Before we go into a more detailed explanation, let us introduce some notation first.

  1. ZF --- The Zermelo-Fraenkel axioms.
  2. ZFC --- ZF + AC.
  3. DC --- Axiom of Dependent Choice.
  4. $ \text{Con}(\text{Statement $ P $}) $ --- Statement $ P $ is consistent.

It is a well-known set-theoretic result (cf. Theorem 10.6 of the book The Axiom of Choice by Thomas Jech) that $$ \text{Con}(\text{ZF}) \Longrightarrow \text{Con}(\text{ZF + $ \mathbb{R} $ is a countable union of countable sets}). $$ Hence, starting with a model of ZF, we may derive a model $ \mathcal{M} $ of ZF in which $ \mathbb{R} $ is a countable union of countable sets. Observe that $ \mathcal{M} $ cannot satisfy DC. If it did satisfy DC, then as it is provable within ZF + DC that a countable union of countable sets is countable, it would follow that $ \mathbb{R} $ is countable in $ \mathcal{M} $. This is contradictory because it is provable within ZF that $ \mathbb{R} $ is uncountable (see (ZF) Every nonempty perfect set in $\mathbb{R}^k$ is uncountable.).

We now reason within $ \mathcal{M} $. Let $ S \subseteq \mathbb{R} $; the claim is that $ S $ is Borel-measurable. We have, a priori, a sequence $ (A_{n})_{n \in \mathbb{N}} $ consisting of countable subsets of $ \mathbb{R} $ such that $ \displaystyle \mathbb{R} = \bigcup_{n=1}^{\infty} A_{n} $. Then $ \displaystyle S = \bigcup_{n=1}^{\infty} (S \cap A_{n}) $. As it is provable within ZF that any subset of a countable set is countable, each $ S \cap A_{n} $ must be countable. Hence, $ S $ is a countable union of countable sets. By definition, a $ \sigma $-algebra is closed under a countable union; from the fact that a single point of $ \mathbb{R} $ is Borel-measurable, it thus follows that a countable subset of $ \mathbb{R} $ is Borel-measurable and that $ S $ --- being a countable union of countable (hence Borel-measurable) subsets of $ \mathbb{R} $ --- is Borel-measurable. Therefore, $$ \text{Con}(\text{ZF}) \Longrightarrow \text{Con}(\text{ZF + Every subset of $ \mathbb{R} $ is Borel-measurable}). $$ We now see that it is consistent with ZF alone that every subset of $ \mathbb{R} $ is Borel-measurable. However, this situation is not very adequate, because without DC in $ \mathcal{M} $, we cannot develop much of real analysis. To establish the $ \sigma $-additivity of the standard Borel measure requires DC, which we do not have at our disposal.
==========
_Challenges_
#1 Translate this sentence from the set-theory passage into Spanish: "Before we go into a more detailed explanation, let us introduce some notation first."
#2 List every piece of notation that the set-theory passage defines in its numbered list, giving the meaning stated for each.
The entries after the set-theory passage aren't needed for anything here.

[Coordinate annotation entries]
==========
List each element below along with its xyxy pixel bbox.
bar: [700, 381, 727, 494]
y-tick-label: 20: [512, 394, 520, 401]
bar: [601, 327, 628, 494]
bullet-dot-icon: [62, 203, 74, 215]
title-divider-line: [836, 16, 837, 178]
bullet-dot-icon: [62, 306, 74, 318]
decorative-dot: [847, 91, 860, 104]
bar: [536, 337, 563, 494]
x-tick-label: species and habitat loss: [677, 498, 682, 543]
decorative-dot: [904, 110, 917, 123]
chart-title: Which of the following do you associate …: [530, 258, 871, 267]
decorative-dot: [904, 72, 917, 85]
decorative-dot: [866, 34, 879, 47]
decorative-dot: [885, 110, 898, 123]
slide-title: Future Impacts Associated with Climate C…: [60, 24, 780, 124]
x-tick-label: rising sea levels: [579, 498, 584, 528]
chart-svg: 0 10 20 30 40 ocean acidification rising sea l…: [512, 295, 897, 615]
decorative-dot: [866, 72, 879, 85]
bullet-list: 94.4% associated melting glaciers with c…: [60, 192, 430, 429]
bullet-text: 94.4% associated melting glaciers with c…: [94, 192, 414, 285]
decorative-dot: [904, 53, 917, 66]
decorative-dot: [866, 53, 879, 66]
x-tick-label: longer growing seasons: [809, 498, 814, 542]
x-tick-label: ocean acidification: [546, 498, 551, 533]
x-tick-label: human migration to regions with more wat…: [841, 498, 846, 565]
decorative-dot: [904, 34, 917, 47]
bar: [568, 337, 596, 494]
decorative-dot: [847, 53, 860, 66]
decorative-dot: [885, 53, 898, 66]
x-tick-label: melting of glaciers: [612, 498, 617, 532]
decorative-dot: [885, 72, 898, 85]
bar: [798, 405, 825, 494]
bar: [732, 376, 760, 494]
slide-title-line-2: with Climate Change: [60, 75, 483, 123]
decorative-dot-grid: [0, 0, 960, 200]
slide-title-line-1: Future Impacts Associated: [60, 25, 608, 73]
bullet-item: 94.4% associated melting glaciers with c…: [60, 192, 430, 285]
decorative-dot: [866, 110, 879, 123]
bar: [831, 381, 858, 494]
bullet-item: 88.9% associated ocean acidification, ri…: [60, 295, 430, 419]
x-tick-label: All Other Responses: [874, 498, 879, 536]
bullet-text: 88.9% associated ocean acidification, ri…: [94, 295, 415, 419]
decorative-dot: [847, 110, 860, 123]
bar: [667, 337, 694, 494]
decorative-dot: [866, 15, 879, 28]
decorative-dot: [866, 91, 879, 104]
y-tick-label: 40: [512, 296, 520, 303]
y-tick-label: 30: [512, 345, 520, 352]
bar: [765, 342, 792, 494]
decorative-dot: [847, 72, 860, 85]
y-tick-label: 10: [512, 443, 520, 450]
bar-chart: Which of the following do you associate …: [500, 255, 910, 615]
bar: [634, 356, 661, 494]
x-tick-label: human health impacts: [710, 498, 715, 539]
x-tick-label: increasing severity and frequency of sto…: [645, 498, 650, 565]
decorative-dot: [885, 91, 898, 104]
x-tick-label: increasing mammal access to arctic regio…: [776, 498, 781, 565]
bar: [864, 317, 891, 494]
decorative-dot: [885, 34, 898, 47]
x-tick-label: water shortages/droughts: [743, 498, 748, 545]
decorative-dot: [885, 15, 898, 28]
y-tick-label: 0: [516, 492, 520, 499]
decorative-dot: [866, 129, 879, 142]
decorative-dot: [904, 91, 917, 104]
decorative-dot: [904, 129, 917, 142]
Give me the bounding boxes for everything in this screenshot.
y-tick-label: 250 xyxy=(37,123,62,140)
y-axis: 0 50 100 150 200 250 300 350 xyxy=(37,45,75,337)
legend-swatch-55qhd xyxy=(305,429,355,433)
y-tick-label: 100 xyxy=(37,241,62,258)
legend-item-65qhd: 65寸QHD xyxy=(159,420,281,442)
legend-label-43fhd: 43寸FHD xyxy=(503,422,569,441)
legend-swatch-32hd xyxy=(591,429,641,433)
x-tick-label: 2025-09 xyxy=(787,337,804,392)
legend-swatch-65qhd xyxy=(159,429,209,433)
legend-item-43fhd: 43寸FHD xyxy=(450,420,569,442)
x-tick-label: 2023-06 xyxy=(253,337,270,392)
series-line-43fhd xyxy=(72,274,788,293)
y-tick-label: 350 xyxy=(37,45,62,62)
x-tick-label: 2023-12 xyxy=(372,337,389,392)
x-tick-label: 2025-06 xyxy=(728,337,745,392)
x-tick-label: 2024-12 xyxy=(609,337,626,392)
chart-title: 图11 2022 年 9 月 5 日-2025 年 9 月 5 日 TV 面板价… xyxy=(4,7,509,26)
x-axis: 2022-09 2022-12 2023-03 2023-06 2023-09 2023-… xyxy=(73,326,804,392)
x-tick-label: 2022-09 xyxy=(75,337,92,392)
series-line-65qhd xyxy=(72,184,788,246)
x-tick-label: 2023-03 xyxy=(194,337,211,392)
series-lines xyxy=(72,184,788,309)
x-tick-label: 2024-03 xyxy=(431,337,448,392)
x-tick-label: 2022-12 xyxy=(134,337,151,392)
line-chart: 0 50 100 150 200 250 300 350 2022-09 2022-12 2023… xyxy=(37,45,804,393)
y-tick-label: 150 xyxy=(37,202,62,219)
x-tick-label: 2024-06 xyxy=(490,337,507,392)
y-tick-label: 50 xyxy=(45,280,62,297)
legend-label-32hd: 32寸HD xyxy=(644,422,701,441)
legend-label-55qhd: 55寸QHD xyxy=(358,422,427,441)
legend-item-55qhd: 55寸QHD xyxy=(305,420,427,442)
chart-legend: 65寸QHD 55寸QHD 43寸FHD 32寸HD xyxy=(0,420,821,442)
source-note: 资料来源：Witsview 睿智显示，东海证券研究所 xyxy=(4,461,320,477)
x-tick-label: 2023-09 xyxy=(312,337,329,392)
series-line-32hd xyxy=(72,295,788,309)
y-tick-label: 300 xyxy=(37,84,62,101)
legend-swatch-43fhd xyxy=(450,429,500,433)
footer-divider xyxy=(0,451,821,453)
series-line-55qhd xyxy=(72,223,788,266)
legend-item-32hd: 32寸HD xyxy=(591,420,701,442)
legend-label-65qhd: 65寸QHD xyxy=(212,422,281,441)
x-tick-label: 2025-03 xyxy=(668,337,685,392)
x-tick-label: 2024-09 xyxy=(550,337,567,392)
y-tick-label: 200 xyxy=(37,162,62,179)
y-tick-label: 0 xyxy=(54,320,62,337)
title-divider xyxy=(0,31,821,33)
==========
_Solutions to the problems_
#1 Antes de entrar en una explicación más detallada, introduzcamos primero algo de notación.

#2
- ZF: the Zermelo-Fraenkel axioms
- ZFC: ZF + AC
- DC: Axiom of Dependent Choice
- Con(Statement P): Statement P is consistent